__Tasks for this exercise__
#1 Answer these from the patch management proposal, please:
(a) Which of the three options does the author favor?
(b) What did the author eat for Sunday dinner?
(c) Which of the listed tools is said to offer hosting?
#2 List every website address given for an alternative tool under the heading "Different patch and issue managment tools" in the patch management proposal.
#3 Translate this sentence from the patch management proposal into Spanish: "Nobody seems happy with the current state of affairs."

__Quoted text__

2011-09-19 Thread Graham Percival
Appropriately enough for “unlucky” number 13, this proposal is not
well-prepared. However, I’m bringing it forward in in the interest
of transparency and possibly gathering momentum.

http://lilypond.org/~graham/gop/gop_13.html


** Proposal summary

There is a fair amount of confusion with the current setup. Let’s
either:

   1. Find a different patch management tool
   2. Find a different patch and issue management tool
   3. Write a few python scripts to make our lives better 

I favor the last option.

** Rationale

Nobody seems happy with the current state of affairs.


** Different patch and issue managment tools

There are a few alternatives that have been mentioned. I spent
about two minutes looking at each website while having my Sunday
dinner (can of corn, cheddar cheese, and a handful of
strawberries), and I’m not impressed. Of course, this is an
absolutely RIDICULOUSLY insignificant amount of effort to spend on
something this fundamental to our project. If anybody wants to
seriously examine some or all of these, I’m happy to withdraw this
proposal until we have some actual evidence.

* http://github.com: has an issue tracker, but it’s rather
  limited. Nice merging capabilities, though.
* http://code.google.com/p/gerrit/: appears to be a fork of
  Rietveld. Not certain about hosting.
* http://trac.edgewall.org/: based on a wiki, requires a host.
* http://www.redmine.org/: written in ruby, require a host.
* http://codestriker.sourceforge.net/: not certain about git
  support.
* http://www.reviewboard.org/: offers hosting. 

** Integrated tool?

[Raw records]
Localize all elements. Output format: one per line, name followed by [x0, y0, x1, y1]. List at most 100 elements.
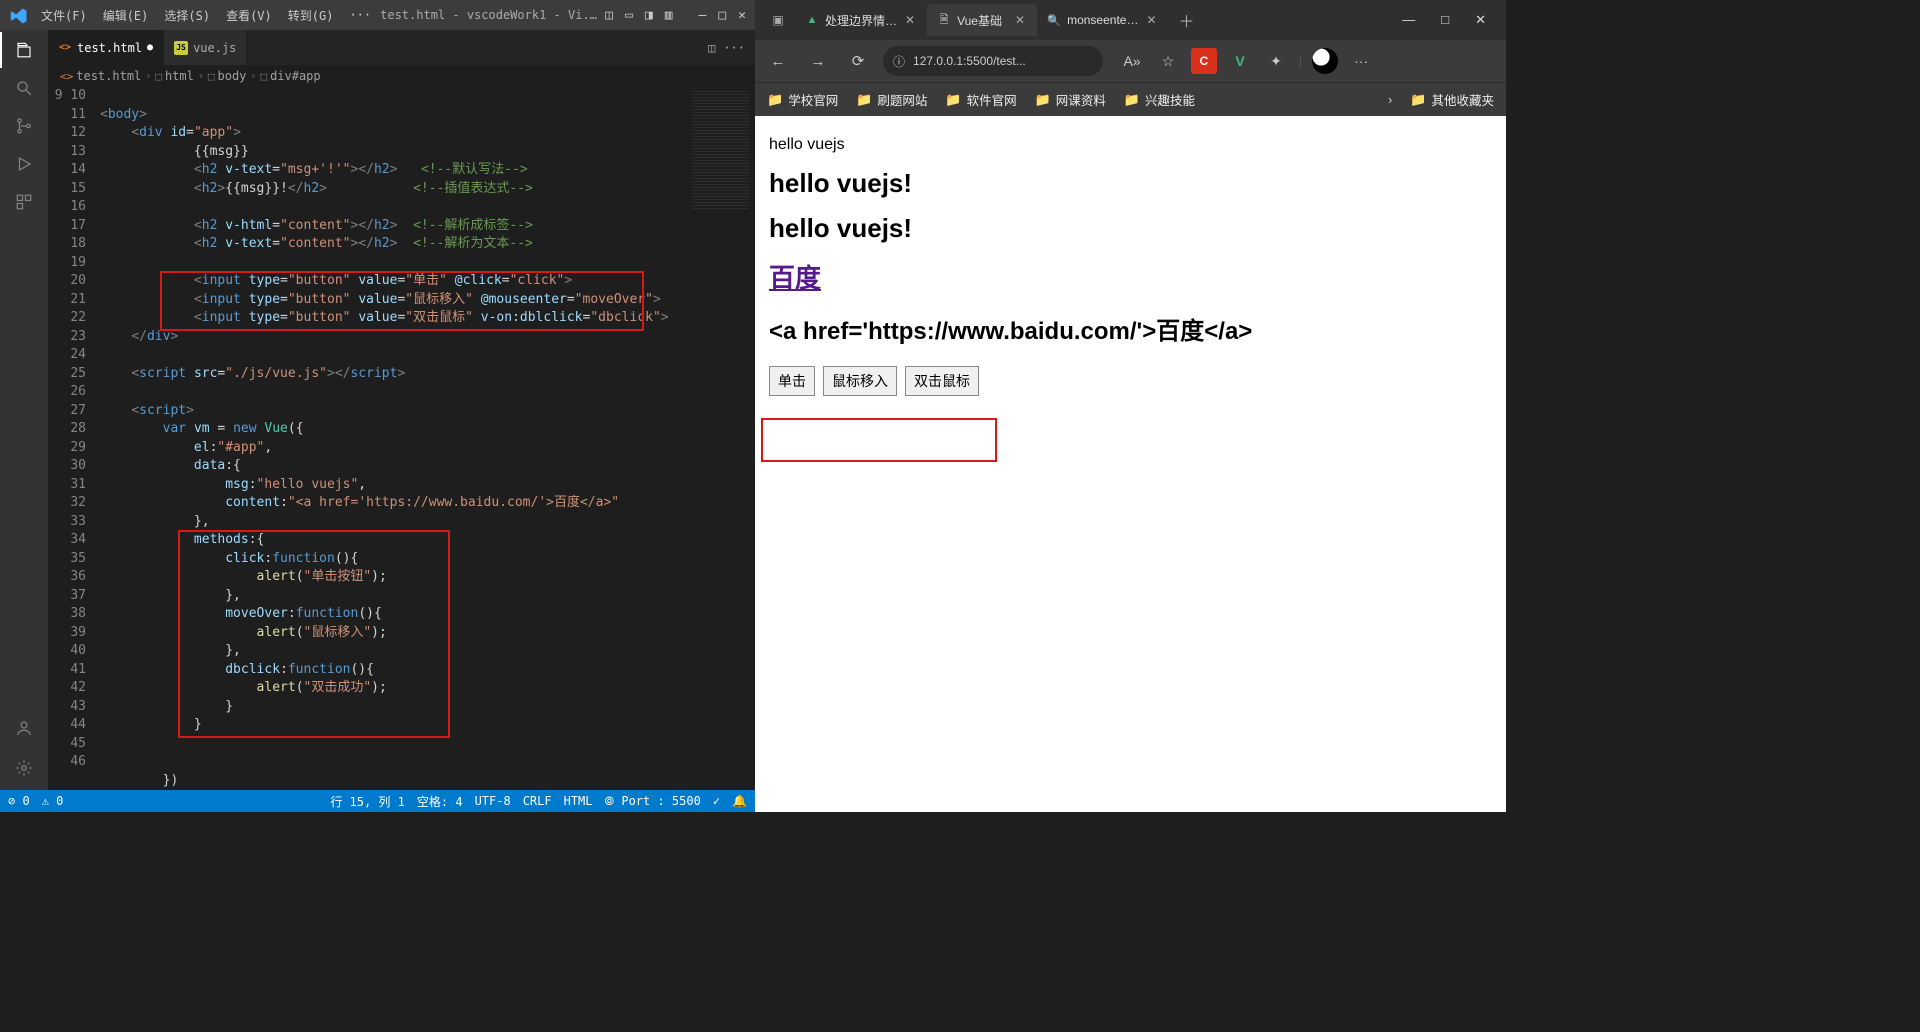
layout-right-icon[interactable]: ◨	[640, 8, 658, 23]
status-port[interactable]: ⦾ Port : 5500	[605, 794, 701, 809]
split-editor-icon[interactable]: ◫	[708, 41, 715, 55]
minimap[interactable]	[685, 87, 755, 790]
layout-left-icon[interactable]: ◫	[600, 8, 618, 23]
dblclick-button[interactable]	[905, 366, 979, 396]
bookmark-folder[interactable]: 📁网课资料	[1035, 90, 1106, 109]
close-tab-icon[interactable]: ✕	[903, 13, 917, 27]
status-errors[interactable]: ⊘ 0	[8, 794, 30, 808]
explorer-icon[interactable]	[12, 38, 36, 62]
folder-icon: 📁	[856, 92, 872, 108]
tab-label: test.html	[77, 41, 142, 55]
gear-icon[interactable]	[12, 756, 36, 780]
favorite-icon[interactable]: ☆	[1155, 48, 1181, 74]
browser-tab-1[interactable]: ▲ 处理边界情… ✕	[795, 4, 927, 36]
status-bell-icon[interactable]: 🔔	[732, 794, 747, 808]
vscode-window: 文件(F) 编辑(E) 选择(S) 查看(V) 转到(G) ··· test.h…	[0, 0, 755, 812]
status-eol[interactable]: CRLF	[523, 794, 552, 808]
vscode-logo-icon	[10, 7, 26, 23]
menu-more-icon[interactable]: ···	[342, 8, 378, 22]
account-icon[interactable]	[12, 716, 36, 740]
close-button[interactable]: ✕	[1467, 10, 1494, 30]
extension-vue-icon[interactable]: V	[1227, 48, 1253, 74]
chevron-right-icon: ›	[198, 71, 204, 82]
extensions-icon[interactable]: ✦	[1263, 48, 1289, 74]
more-actions-icon[interactable]: ···	[723, 41, 745, 55]
tab-test-html[interactable]: <> test.html ●	[48, 30, 164, 65]
heading-vtext: hello vuejs!	[769, 168, 1492, 199]
bookmarks-bar: 📁学校官网 📁刷题网站 📁软件官网 📁网课资料 📁兴趣技能 › 📁其他收藏夹	[755, 82, 1506, 116]
site-info-icon[interactable]: ⓘ	[893, 53, 905, 70]
status-prettier-icon[interactable]: ✓	[713, 794, 720, 808]
maximize-button[interactable]: □	[713, 8, 731, 23]
vscode-body: <> test.html ● JS vue.js ◫ ··· <>test.ht…	[0, 30, 755, 790]
plain-msg: hello vuejs	[769, 136, 1492, 154]
bookmarks-overflow-icon[interactable]: ›	[1388, 93, 1392, 107]
layout-customize-icon[interactable]: ▥	[660, 8, 678, 23]
layout-bottom-icon[interactable]: ▭	[620, 8, 638, 23]
menu-goto[interactable]: 转到(G)	[281, 7, 341, 24]
bookmark-other[interactable]: 📁其他收藏夹	[1410, 90, 1494, 109]
bookmark-folder[interactable]: 📁刷题网站	[856, 90, 927, 109]
status-lang[interactable]: HTML	[564, 794, 593, 808]
browser-tab-3[interactable]: 🔍 monseente… ✕	[1037, 4, 1168, 36]
title-layout-icons: ◫ ▭ ◨ ▥	[600, 8, 677, 23]
search-icon[interactable]	[12, 76, 36, 100]
profile-avatar[interactable]	[1312, 48, 1338, 74]
extension-c-icon[interactable]: C	[1191, 48, 1217, 74]
read-aloud-icon[interactable]: A»	[1119, 48, 1145, 74]
run-debug-icon[interactable]	[12, 152, 36, 176]
minimize-button[interactable]: —	[694, 8, 712, 23]
code-content[interactable]: <body> <div id="app"> {{msg}} <h2 v-text…	[100, 87, 685, 790]
breadcrumbs[interactable]: <>test.html › ⬚html › ⬚body › ⬚div#app	[48, 65, 755, 87]
document-favicon-icon: 🗎	[937, 13, 951, 27]
status-warnings[interactable]: ⚠ 0	[42, 794, 64, 808]
mouseenter-button[interactable]	[823, 366, 897, 396]
menu-view[interactable]: 查看(V)	[219, 7, 279, 24]
raw-anchor-text: <a href='https://www.baidu.com/'>百度</a>	[769, 311, 1492, 346]
extensions-icon[interactable]	[12, 190, 36, 214]
tag-icon: ⬚	[260, 70, 267, 83]
baidu-link[interactable]: 百度	[769, 263, 821, 293]
editor-column: <> test.html ● JS vue.js ◫ ··· <>test.ht…	[48, 30, 755, 790]
address-text: 127.0.0.1:5500/test...	[913, 54, 1026, 68]
editor-tabs: <> test.html ● JS vue.js ◫ ···	[48, 30, 755, 65]
close-button[interactable]: ✕	[733, 8, 751, 23]
editor-area[interactable]: 9 10 11 12 13 14 15 16 17 18 19 20 21 22…	[48, 87, 755, 790]
minimize-button[interactable]: —	[1394, 10, 1423, 30]
annotation-box-inputs	[160, 271, 644, 331]
source-control-icon[interactable]	[12, 114, 36, 138]
bookmark-folder[interactable]: 📁软件官网	[945, 90, 1016, 109]
rendered-page: hello vuejs hello vuejs! hello vuejs! 百度…	[755, 116, 1506, 812]
menu-file[interactable]: 文件(F)	[34, 7, 94, 24]
tag-icon: ⬚	[155, 70, 162, 83]
search-favicon-icon: 🔍	[1047, 13, 1061, 27]
heading-interp: hello vuejs!	[769, 213, 1492, 244]
close-tab-icon[interactable]: ✕	[1013, 13, 1027, 27]
folder-icon: 📁	[767, 92, 783, 108]
browser-tab-2[interactable]: 🗎 Vue基础 ✕	[927, 4, 1037, 36]
folder-icon: 📁	[945, 92, 961, 108]
status-spaces[interactable]: 空格: 4	[417, 793, 463, 810]
status-encoding[interactable]: UTF-8	[475, 794, 511, 808]
folder-icon: 📁	[1410, 92, 1426, 108]
click-button[interactable]	[769, 366, 815, 396]
tab-actions-icon[interactable]: ▣	[761, 13, 795, 27]
menu-more-icon[interactable]: ···	[1348, 48, 1374, 74]
html-file-icon: <>	[60, 70, 73, 83]
refresh-button[interactable]: ⟳	[843, 52, 873, 70]
close-tab-icon[interactable]: ✕	[1144, 13, 1158, 27]
dirty-dot-icon: ●	[147, 42, 153, 53]
status-cursor[interactable]: 行 15, 列 1	[330, 793, 405, 810]
tab-vue-js[interactable]: JS vue.js	[164, 30, 247, 65]
back-button[interactable]: ←	[763, 53, 793, 70]
maximize-button[interactable]: □	[1433, 10, 1457, 30]
forward-button[interactable]: →	[803, 53, 833, 70]
html-file-icon: <>	[58, 41, 72, 55]
menu-edit[interactable]: 编辑(E)	[96, 7, 156, 24]
folder-icon: 📁	[1124, 92, 1140, 108]
address-bar[interactable]: ⓘ 127.0.0.1:5500/test...	[883, 46, 1103, 76]
menu-select[interactable]: 选择(S)	[157, 7, 217, 24]
bookmark-folder[interactable]: 📁兴趣技能	[1124, 90, 1195, 109]
bookmark-folder[interactable]: 📁学校官网	[767, 90, 838, 109]
new-tab-button[interactable]: ＋	[1169, 8, 1205, 32]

__Results for each task__
#1
(a) The third option: writing a few python scripts to make their lives better.
(b) A can of corn, cheddar cheese, and a handful of strawberries.
(c) http://www.reviewboard.org/

#2
- http://github.com
- http://code.google.com/p/gerrit/
- http://trac.edgewall.org/
- http://www.redmine.org/
- http://codestriker.sourceforge.net/
- http://www.reviewboard.org/

#3 Nadie parece estar contento con la situación actual.